# Provided data:
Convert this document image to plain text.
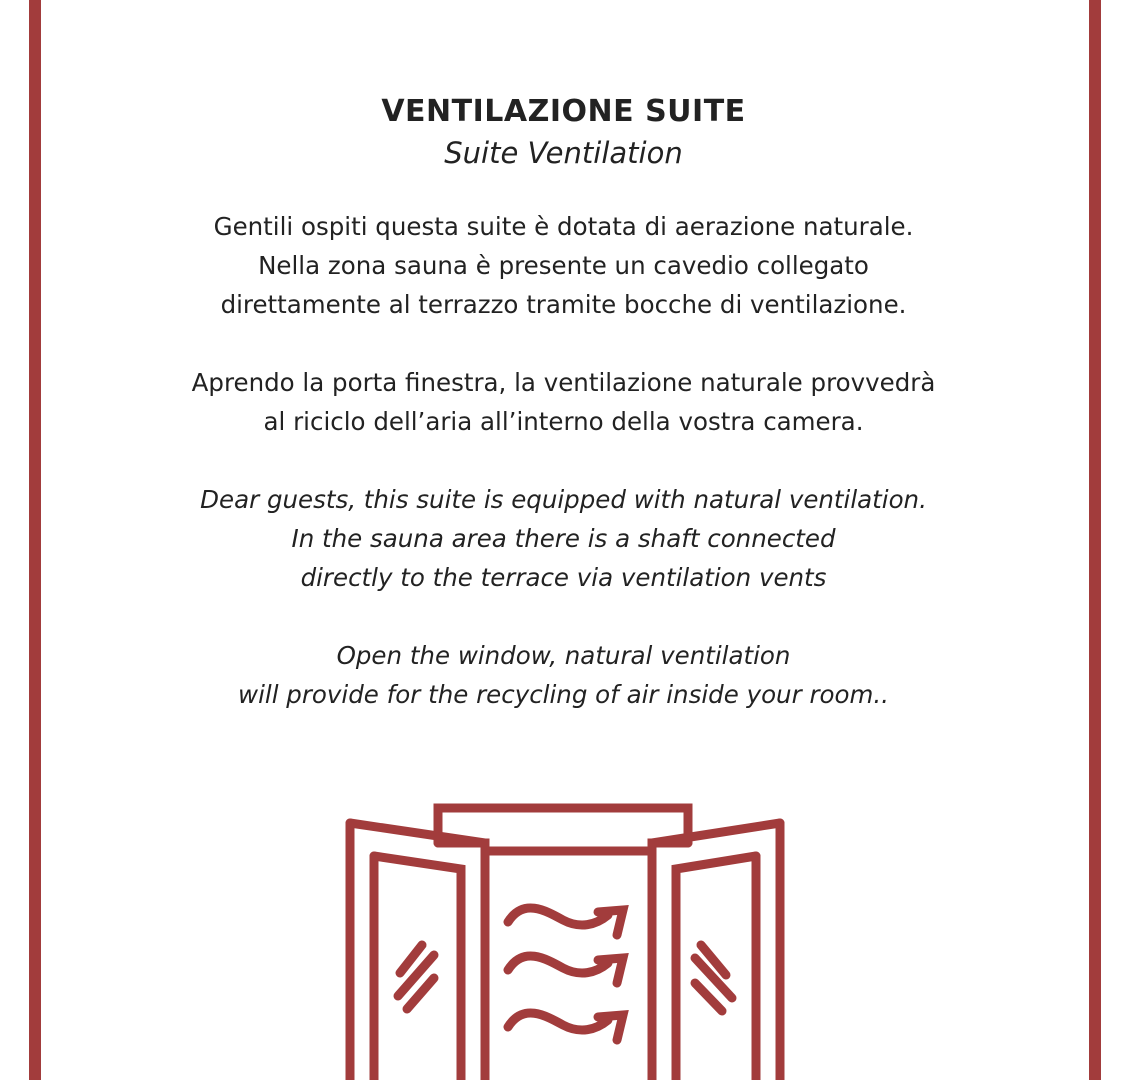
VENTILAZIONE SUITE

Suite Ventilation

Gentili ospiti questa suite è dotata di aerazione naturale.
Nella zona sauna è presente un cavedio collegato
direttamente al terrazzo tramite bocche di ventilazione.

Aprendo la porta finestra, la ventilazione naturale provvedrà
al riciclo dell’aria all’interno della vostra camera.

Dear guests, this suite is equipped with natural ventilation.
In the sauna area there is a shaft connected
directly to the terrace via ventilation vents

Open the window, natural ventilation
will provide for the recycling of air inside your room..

# Goal of the exercise:
All lines above containing the string "naturale" are to be collected.

# Correct answer:
Gentili ospiti questa suite è dotata di aerazione naturale.
Aprendo la porta finestra, la ventilazione naturale provvedrà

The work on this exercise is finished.